> **DATA FOR THIS TASK**
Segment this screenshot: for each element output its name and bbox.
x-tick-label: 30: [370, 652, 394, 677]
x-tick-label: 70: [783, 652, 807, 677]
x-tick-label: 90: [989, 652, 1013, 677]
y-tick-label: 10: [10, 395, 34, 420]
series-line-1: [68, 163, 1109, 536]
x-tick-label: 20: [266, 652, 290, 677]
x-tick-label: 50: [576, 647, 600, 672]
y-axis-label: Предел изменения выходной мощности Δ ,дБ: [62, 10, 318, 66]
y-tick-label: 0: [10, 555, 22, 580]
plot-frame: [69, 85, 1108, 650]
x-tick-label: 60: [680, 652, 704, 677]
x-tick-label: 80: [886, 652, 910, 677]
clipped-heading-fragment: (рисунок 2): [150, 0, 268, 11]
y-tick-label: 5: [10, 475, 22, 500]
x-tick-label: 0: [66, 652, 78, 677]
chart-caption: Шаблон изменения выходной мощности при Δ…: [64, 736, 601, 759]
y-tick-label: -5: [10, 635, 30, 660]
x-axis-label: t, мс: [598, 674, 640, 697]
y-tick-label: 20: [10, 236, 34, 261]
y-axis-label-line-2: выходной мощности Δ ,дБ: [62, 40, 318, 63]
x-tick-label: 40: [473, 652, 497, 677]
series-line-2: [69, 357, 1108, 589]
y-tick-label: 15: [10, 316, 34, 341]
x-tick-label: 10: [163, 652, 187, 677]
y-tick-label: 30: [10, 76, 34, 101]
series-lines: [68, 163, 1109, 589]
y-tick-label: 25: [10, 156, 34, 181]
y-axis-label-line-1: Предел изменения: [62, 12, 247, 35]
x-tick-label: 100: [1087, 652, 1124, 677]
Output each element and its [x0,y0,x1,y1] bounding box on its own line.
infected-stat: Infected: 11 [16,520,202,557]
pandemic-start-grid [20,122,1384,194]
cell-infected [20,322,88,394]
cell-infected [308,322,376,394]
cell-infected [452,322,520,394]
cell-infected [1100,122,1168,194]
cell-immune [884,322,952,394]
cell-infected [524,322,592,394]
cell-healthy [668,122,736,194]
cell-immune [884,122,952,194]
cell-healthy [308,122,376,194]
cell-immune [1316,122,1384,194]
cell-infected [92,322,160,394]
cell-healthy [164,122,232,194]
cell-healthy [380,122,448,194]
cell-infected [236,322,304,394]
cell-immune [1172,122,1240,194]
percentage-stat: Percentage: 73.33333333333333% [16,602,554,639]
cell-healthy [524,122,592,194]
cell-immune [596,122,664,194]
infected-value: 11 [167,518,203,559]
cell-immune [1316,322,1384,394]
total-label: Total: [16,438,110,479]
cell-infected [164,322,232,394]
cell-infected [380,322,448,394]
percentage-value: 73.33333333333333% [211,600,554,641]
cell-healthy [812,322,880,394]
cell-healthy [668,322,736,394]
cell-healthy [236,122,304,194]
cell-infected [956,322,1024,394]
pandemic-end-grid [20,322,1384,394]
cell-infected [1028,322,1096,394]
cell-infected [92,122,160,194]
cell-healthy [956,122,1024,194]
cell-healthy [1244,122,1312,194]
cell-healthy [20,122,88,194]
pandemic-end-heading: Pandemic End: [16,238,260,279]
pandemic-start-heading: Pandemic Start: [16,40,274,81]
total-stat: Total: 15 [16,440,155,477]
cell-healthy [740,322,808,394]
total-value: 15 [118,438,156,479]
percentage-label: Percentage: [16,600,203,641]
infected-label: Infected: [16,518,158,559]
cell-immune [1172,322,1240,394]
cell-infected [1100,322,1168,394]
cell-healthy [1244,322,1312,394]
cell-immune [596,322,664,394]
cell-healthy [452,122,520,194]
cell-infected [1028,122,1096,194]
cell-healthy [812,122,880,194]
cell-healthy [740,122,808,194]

> **WHAT YOU ARE ASKED TO DO**
Copy every line of the records above without changing any character, and keep the lines in the same order.

> **OUTPUT OF THE TASK**
Segment this screenshot: for each element output its name and bbox.
x-tick-label: 30: [370, 652, 394, 677]
x-tick-label: 70: [783, 652, 807, 677]
x-tick-label: 90: [989, 652, 1013, 677]
y-tick-label: 10: [10, 395, 34, 420]
series-line-1: [68, 163, 1109, 536]
x-tick-label: 20: [266, 652, 290, 677]
x-tick-label: 50: [576, 647, 600, 672]
y-axis-label: Предел изменения выходной мощности Δ ,дБ: [62, 10, 318, 66]
y-tick-label: 0: [10, 555, 22, 580]
plot-frame: [69, 85, 1108, 650]
x-tick-label: 60: [680, 652, 704, 677]
x-tick-label: 80: [886, 652, 910, 677]
clipped-heading-fragment: (рисунок 2): [150, 0, 268, 11]
y-tick-label: 5: [10, 475, 22, 500]
x-tick-label: 0: [66, 652, 78, 677]
chart-caption: Шаблон изменения выходной мощности при Δ…: [64, 736, 601, 759]
y-tick-label: -5: [10, 635, 30, 660]
x-axis-label: t, мс: [598, 674, 640, 697]
y-tick-label: 20: [10, 236, 34, 261]
y-axis-label-line-2: выходной мощности Δ ,дБ: [62, 40, 318, 63]
x-tick-label: 40: [473, 652, 497, 677]
series-line-2: [69, 357, 1108, 589]
y-tick-label: 15: [10, 316, 34, 341]
x-tick-label: 10: [163, 652, 187, 677]
y-tick-label: 30: [10, 76, 34, 101]
series-lines: [68, 163, 1109, 589]
y-tick-label: 25: [10, 156, 34, 181]
y-axis-label-line-1: Предел изменения: [62, 12, 247, 35]
x-tick-label: 100: [1087, 652, 1124, 677]
Output each element and its [x0,y0,x1,y1] bounding box on its own line.
infected-stat: Infected: 11 [16,520,202,557]
pandemic-start-grid [20,122,1384,194]
cell-infected [20,322,88,394]
cell-infected [308,322,376,394]
cell-infected [452,322,520,394]
cell-infected [1100,122,1168,194]
cell-immune [884,322,952,394]
cell-infected [524,322,592,394]
cell-healthy [668,122,736,194]
cell-immune [884,122,952,194]
cell-healthy [308,122,376,194]
cell-immune [1316,122,1384,194]
cell-infected [92,322,160,394]
cell-healthy [164,122,232,194]
cell-healthy [380,122,448,194]
cell-infected [236,322,304,394]
cell-immune [1172,122,1240,194]
percentage-stat: Percentage: 73.33333333333333% [16,602,554,639]
cell-healthy [524,122,592,194]
cell-immune [596,122,664,194]
infected-value: 11 [167,518,203,559]
cell-immune [1316,322,1384,394]
total-label: Total: [16,438,110,479]
cell-infected [164,322,232,394]
cell-infected [380,322,448,394]
percentage-value: 73.33333333333333% [211,600,554,641]
cell-healthy [812,322,880,394]
cell-healthy [668,322,736,394]
cell-healthy [236,122,304,194]
cell-infected [956,322,1024,394]
pandemic-end-grid [20,322,1384,394]
cell-infected [1028,322,1096,394]
cell-infected [92,122,160,194]
cell-healthy [956,122,1024,194]
cell-healthy [1244,122,1312,194]
cell-healthy [20,122,88,194]
pandemic-end-heading: Pandemic End: [16,238,260,279]
pandemic-start-heading: Pandemic Start: [16,40,274,81]
total-stat: Total: 15 [16,440,155,477]
cell-healthy [740,322,808,394]
total-value: 15 [118,438,156,479]
percentage-label: Percentage: [16,600,203,641]
infected-label: Infected: [16,518,158,559]
cell-immune [1172,322,1240,394]
cell-infected [1100,322,1168,394]
cell-healthy [1244,322,1312,394]
cell-immune [596,322,664,394]
cell-healthy [452,122,520,194]
cell-infected [1028,122,1096,194]
cell-healthy [812,122,880,194]
cell-healthy [740,122,808,194]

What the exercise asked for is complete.